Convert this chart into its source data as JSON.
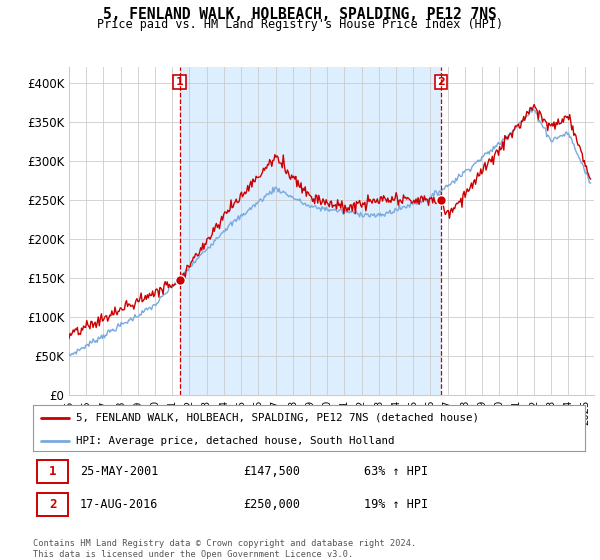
{
  "title": "5, FENLAND WALK, HOLBEACH, SPALDING, PE12 7NS",
  "subtitle": "Price paid vs. HM Land Registry's House Price Index (HPI)",
  "xlim_start": 1995.0,
  "xlim_end": 2025.5,
  "ylim_min": 0,
  "ylim_max": 420000,
  "yticks": [
    0,
    50000,
    100000,
    150000,
    200000,
    250000,
    300000,
    350000,
    400000
  ],
  "ytick_labels": [
    "£0",
    "£50K",
    "£100K",
    "£150K",
    "£200K",
    "£250K",
    "£300K",
    "£350K",
    "£400K"
  ],
  "xticks": [
    1995,
    1996,
    1997,
    1998,
    1999,
    2000,
    2001,
    2002,
    2003,
    2004,
    2005,
    2006,
    2007,
    2008,
    2009,
    2010,
    2011,
    2012,
    2013,
    2014,
    2015,
    2016,
    2017,
    2018,
    2019,
    2020,
    2021,
    2022,
    2023,
    2024,
    2025
  ],
  "grid_color": "#cccccc",
  "red_color": "#cc0000",
  "blue_color": "#7aaadd",
  "shade_color": "#ddeeff",
  "marker1_year": 2001.42,
  "marker1_value": 147500,
  "marker2_year": 2016.63,
  "marker2_value": 250000,
  "marker1_label": "1",
  "marker2_label": "2",
  "legend_line1": "5, FENLAND WALK, HOLBEACH, SPALDING, PE12 7NS (detached house)",
  "legend_line2": "HPI: Average price, detached house, South Holland",
  "table_row1_num": "1",
  "table_row1_date": "25-MAY-2001",
  "table_row1_price": "£147,500",
  "table_row1_hpi": "63% ↑ HPI",
  "table_row2_num": "2",
  "table_row2_date": "17-AUG-2016",
  "table_row2_price": "£250,000",
  "table_row2_hpi": "19% ↑ HPI",
  "footnote": "Contains HM Land Registry data © Crown copyright and database right 2024.\nThis data is licensed under the Open Government Licence v3.0.",
  "bg_color": "#ffffff",
  "title_fontsize": 10.5,
  "subtitle_fontsize": 8.5
}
#####
_Problem_. Go through the records and gather the lines that hold "Registry".

_Full response_.
  "subtitle": "Price paid vs. HM Land Registry's House Price Index (HPI)",
  "footnote": "Contains HM Land Registry data © Crown copyright and database right 2024.\nThis data is licensed under the Open Government Licence v3.0.",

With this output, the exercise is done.